_WHAT NEEDS TO BE DONE_. Copy the listing verbatim, excluding any images found in it.

_DATA PROVIDED_.
▽

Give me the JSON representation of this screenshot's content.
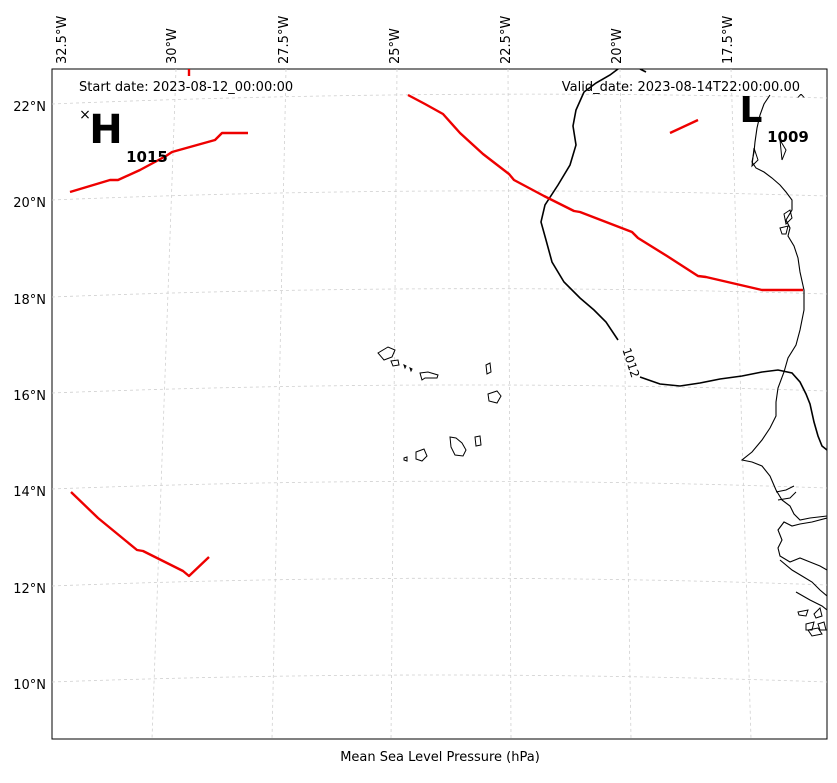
{
  "map": {
    "start_date": "Start date: 2023-08-12_00:00:00",
    "valid_date": "Valid_date: 2023-08-14T22:00:00.00",
    "xlabel": "Mean Sea Level Pressure (hPa)",
    "lon_ticks": [
      "32.5°W",
      "30°W",
      "27.5°W",
      "25°W",
      "22.5°W",
      "20°W",
      "17.5°W"
    ],
    "lat_ticks": [
      "22°N",
      "20°N",
      "18°N",
      "16°N",
      "14°N",
      "12°N",
      "10°N"
    ],
    "pressure_centers": [
      {
        "type": "H",
        "value": "1015"
      },
      {
        "type": "L",
        "value": "1009"
      }
    ],
    "contour_label": "1012",
    "colors": {
      "front": "#ee0000",
      "isobar": "#000000",
      "grid": "#cccccc",
      "coast": "#000000"
    }
  }
}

△

_WRITTEN RESPONSE_.
Give me the JSON representation of this screenshot's content.
{
  "map": {
    "start_date": "Start date: 2023-08-12_00:00:00",
    "valid_date": "Valid_date: 2023-08-14T22:00:00.00",
    "xlabel": "Mean Sea Level Pressure (hPa)",
    "lon_ticks": [
      "32.5°W",
      "30°W",
      "27.5°W",
      "25°W",
      "22.5°W",
      "20°W",
      "17.5°W"
    ],
    "lat_ticks": [
      "22°N",
      "20°N",
      "18°N",
      "16°N",
      "14°N",
      "12°N",
      "10°N"
    ],
    "pressure_centers": [
      {
        "type": "H",
        "value": "1015"
      },
      {
        "type": "L",
        "value": "1009"
      }
    ],
    "contour_label": "1012",
    "colors": {
      "front": "#ee0000",
      "isobar": "#000000",
      "grid": "#cccccc",
      "coast": "#000000"
    }
  }
}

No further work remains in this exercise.